[Exercise requirements] Single out each line with the word "monitor" and copy it.

START Input material

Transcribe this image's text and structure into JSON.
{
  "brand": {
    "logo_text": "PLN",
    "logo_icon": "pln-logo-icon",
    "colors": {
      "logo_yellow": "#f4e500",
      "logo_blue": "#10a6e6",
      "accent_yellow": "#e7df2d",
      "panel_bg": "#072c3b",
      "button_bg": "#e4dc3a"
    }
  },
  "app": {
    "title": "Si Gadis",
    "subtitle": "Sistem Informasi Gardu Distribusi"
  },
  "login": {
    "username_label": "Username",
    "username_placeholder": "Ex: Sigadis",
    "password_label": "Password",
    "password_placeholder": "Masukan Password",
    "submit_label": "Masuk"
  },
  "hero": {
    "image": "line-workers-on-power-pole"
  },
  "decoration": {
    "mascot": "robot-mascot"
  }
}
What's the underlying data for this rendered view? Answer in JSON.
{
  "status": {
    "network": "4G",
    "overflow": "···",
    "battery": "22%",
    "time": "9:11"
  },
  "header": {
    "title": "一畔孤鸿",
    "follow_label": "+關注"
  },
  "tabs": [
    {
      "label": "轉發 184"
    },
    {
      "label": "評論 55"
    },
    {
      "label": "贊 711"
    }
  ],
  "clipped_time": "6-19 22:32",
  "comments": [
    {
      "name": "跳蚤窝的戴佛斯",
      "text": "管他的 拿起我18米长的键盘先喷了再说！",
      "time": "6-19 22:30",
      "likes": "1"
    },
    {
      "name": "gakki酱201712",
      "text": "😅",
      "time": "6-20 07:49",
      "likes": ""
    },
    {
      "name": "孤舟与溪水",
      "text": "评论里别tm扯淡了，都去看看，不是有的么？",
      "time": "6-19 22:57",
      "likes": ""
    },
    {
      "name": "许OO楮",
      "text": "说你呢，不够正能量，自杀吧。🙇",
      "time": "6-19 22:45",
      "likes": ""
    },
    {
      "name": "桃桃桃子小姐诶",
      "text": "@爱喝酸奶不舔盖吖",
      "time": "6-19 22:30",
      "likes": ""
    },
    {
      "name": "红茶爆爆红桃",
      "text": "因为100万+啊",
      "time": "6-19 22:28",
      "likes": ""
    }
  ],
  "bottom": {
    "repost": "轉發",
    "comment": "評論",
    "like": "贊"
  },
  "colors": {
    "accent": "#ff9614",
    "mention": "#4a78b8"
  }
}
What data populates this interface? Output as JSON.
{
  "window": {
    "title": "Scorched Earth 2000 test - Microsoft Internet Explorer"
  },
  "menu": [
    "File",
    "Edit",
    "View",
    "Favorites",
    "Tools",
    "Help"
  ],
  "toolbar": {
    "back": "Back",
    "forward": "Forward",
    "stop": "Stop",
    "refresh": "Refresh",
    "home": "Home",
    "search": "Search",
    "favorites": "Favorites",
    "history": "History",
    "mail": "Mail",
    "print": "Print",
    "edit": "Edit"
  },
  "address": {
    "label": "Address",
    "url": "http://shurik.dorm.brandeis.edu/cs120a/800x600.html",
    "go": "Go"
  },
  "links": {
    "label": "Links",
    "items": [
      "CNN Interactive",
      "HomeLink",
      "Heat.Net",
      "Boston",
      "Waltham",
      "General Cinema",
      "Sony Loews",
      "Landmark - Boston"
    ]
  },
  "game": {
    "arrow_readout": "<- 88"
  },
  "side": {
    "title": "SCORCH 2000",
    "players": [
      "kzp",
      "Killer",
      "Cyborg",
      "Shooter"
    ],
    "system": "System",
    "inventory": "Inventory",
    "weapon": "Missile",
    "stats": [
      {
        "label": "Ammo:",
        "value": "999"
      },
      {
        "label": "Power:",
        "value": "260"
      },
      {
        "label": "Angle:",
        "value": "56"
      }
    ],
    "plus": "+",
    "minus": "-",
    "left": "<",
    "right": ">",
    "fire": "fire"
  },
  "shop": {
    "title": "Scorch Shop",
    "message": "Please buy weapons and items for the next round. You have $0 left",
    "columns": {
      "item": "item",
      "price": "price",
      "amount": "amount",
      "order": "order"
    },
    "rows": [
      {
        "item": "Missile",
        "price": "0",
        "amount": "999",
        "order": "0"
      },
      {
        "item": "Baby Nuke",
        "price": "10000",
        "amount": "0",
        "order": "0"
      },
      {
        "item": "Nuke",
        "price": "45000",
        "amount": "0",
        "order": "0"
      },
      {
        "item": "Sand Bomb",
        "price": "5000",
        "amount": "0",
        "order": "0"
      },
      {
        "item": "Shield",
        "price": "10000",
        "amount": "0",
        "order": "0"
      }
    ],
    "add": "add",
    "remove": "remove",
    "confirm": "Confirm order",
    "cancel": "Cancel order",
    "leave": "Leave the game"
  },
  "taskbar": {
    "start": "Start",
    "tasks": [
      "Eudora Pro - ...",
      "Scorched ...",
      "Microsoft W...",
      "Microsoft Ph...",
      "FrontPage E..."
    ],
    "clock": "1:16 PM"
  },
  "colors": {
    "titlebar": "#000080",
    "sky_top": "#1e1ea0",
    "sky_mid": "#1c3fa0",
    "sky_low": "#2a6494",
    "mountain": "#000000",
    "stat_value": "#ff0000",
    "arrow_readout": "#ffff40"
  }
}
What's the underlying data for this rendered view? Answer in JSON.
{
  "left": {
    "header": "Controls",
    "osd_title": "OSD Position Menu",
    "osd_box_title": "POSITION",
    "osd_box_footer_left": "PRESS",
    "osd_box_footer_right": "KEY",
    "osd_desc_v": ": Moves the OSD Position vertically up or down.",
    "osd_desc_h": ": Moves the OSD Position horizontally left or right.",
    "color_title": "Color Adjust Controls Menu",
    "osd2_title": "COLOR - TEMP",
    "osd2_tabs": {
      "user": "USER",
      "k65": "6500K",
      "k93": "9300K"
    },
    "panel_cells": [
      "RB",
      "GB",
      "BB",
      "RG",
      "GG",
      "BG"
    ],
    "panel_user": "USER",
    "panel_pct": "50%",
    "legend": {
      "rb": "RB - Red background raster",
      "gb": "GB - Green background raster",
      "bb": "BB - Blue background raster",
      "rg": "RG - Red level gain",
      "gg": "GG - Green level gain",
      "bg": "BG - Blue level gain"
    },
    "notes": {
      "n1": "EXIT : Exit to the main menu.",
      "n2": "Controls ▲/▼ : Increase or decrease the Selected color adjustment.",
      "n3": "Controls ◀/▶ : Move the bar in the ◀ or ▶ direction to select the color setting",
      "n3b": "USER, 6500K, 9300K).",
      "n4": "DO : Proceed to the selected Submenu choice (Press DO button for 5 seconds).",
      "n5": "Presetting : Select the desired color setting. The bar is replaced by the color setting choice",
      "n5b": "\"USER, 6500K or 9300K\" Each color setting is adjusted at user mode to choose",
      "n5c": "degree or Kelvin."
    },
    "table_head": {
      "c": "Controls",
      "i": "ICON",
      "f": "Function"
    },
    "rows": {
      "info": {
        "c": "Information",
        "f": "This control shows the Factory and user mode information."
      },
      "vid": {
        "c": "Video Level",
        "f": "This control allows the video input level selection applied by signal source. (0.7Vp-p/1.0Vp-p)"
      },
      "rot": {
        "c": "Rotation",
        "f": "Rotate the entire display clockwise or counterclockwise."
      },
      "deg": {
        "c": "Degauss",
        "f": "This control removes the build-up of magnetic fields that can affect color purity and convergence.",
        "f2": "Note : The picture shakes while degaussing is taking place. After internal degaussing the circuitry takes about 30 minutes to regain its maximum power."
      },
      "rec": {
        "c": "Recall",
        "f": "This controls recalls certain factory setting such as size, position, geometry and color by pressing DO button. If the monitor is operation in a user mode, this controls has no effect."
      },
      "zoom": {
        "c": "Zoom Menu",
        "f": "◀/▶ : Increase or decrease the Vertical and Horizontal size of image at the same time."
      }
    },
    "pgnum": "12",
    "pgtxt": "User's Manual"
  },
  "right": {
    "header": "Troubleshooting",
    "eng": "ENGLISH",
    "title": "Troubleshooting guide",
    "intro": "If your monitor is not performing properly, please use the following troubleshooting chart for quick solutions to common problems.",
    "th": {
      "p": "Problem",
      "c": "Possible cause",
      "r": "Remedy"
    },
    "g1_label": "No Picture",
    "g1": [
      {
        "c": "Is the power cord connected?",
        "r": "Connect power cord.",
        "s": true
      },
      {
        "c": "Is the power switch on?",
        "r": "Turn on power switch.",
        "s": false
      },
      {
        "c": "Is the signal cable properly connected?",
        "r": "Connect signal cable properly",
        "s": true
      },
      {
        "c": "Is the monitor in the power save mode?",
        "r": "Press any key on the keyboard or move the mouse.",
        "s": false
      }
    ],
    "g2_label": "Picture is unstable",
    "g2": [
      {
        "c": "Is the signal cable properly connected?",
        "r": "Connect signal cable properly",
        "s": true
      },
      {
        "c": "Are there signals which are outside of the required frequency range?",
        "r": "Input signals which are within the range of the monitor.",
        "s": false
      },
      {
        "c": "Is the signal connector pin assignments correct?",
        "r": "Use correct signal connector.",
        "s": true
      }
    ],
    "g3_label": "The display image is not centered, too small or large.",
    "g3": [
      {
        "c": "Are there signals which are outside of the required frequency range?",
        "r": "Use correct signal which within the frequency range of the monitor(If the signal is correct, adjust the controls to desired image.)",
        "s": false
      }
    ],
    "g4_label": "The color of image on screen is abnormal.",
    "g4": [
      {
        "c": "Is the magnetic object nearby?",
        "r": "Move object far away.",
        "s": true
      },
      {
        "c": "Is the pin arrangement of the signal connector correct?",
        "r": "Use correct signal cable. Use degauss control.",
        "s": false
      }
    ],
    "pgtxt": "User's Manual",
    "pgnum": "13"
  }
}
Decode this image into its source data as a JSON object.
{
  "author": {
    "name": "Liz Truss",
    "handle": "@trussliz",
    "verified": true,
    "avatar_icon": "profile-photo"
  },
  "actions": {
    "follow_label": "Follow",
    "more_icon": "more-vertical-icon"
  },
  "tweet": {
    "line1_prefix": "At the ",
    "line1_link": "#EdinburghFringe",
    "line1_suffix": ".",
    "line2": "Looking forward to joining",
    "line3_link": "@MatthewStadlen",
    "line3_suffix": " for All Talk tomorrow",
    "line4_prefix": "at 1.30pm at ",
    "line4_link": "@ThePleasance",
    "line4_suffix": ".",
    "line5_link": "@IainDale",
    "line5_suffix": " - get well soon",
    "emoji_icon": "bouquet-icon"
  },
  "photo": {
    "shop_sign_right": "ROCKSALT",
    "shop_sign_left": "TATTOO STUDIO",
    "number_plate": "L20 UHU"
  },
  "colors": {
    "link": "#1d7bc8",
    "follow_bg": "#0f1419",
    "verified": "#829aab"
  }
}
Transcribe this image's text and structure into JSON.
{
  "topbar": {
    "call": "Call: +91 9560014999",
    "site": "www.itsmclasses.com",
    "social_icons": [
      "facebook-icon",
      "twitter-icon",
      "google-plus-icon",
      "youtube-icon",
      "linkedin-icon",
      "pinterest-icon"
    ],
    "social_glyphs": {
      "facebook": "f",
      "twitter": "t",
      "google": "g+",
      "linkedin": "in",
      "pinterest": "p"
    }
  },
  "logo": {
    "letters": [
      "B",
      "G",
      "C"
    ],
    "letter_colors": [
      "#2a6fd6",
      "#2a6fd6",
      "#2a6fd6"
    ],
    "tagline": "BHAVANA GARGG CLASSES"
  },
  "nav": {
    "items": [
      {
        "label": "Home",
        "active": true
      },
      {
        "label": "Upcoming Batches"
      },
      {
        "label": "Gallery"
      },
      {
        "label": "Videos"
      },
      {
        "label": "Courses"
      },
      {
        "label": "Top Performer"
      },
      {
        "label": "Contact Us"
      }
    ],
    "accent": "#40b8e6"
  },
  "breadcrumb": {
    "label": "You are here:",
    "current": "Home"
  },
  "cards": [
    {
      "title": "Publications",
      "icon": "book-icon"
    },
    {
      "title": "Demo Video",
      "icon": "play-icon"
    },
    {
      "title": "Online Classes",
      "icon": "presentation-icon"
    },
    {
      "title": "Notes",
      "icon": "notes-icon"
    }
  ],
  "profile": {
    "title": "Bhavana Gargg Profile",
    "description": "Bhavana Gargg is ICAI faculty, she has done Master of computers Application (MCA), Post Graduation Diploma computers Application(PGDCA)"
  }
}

END Input material

[Output for this task]
        "f": "This controls recalls certain factory setting such as size, position, geometry and color by pressing DO button. If the monitor is operation in a user mode, this controls has no effect."
    "intro": "If your monitor is not performing properly, please use the following troubleshooting chart for quick solutions to common problems.",
        "c": "Is the monitor in the power save mode?",
        "r": "Input signals which are within the range of the monitor.",
        "r": "Use correct signal which within the frequency range of the monitor(If the signal is correct, adjust the controls to desired image.)",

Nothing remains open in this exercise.